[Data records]

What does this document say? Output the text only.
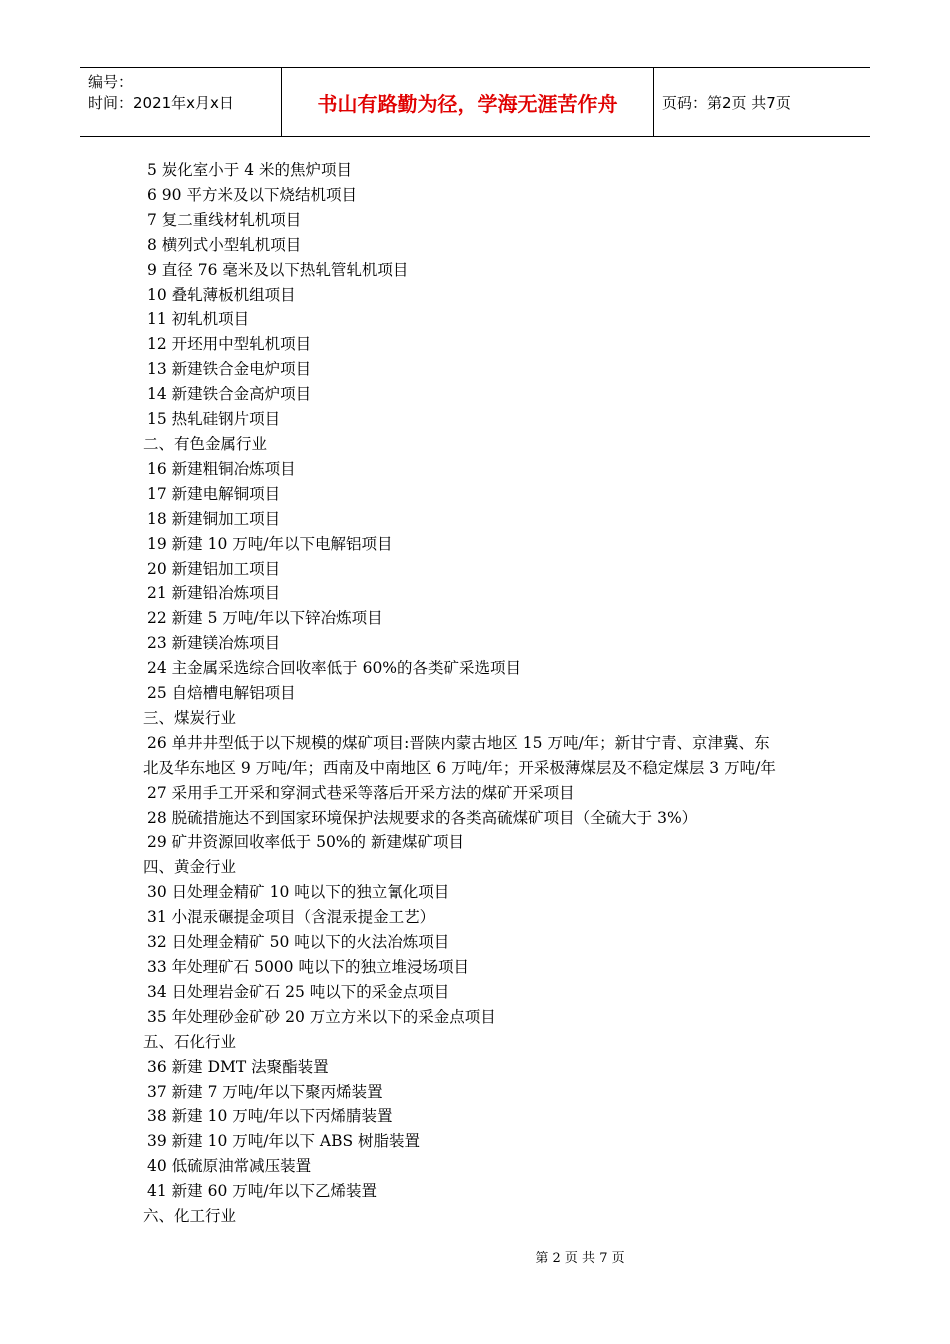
编号：
时间：2021年x月x日	书山有路勤为径，学海无涯苦作舟	页码：第2页 共7页
5 炭化室小于 4 米的焦炉项目
6 90 平方米及以下烧结机项目
7 复二重线材轧机项目
8 横列式小型轧机项目
9 直径 76 毫米及以下热轧管轧机项目
10 叠轧薄板机组项目
11 初轧机项目
12 开坯用中型轧机项目
13 新建铁合金电炉项目
14 新建铁合金高炉项目
15 热轧硅钢片项目
二、有色金属行业
16 新建粗铜冶炼项目
17 新建电解铜项目
18 新建铜加工项目
19 新建 10 万吨/年以下电解铝项目
20 新建铝加工项目
21 新建铅冶炼项目
22 新建 5 万吨/年以下锌冶炼项目
23 新建镁冶炼项目
24 主金属采选综合回收率低于 60%的各类矿采选项目
25 自焙槽电解铝项目
三、煤炭行业
26 单井井型低于以下规模的煤矿项目:晋陕内蒙古地区 15 万吨/年；新甘宁青、京津冀、东
北及华东地区 9 万吨/年；西南及中南地区 6 万吨/年；开采极薄煤层及不稳定煤层 3 万吨/年
27 采用手工开采和穿洞式巷采等落后开采方法的煤矿开采项目
28 脱硫措施达不到国家环境保护法规要求的各类高硫煤矿项目（全硫大于 3%）
29 矿井资源回收率低于 50%的 新建煤矿项目
四、黄金行业
30 日处理金精矿 10 吨以下的独立氰化项目
31 小混汞碾提金项目（含混汞提金工艺）
32 日处理金精矿 50 吨以下的火法冶炼项目
33 年处理矿石 5000 吨以下的独立堆浸场项目
34 日处理岩金矿石 25 吨以下的采金点项目
35 年处理砂金矿砂 20 万立方米以下的采金点项目
五、石化行业
36 新建 DMT 法聚酯装置
37 新建 7 万吨/年以下聚丙烯装置
38 新建 10 万吨/年以下丙烯腈装置
39 新建 10 万吨/年以下 ABS 树脂装置
40 低硫原油常减压装置
41 新建 60 万吨/年以下乙烯装置
六、化工行业
第 2 页 共 7 页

* **Exercise goal**: Filter the entries down to the lines containing "日处理金精矿". Copy each of those lines.

* **Output of the exercise**:
30 日处理金精矿 10 吨以下的独立氰化项目
32 日处理金精矿 50 吨以下的火法冶炼项目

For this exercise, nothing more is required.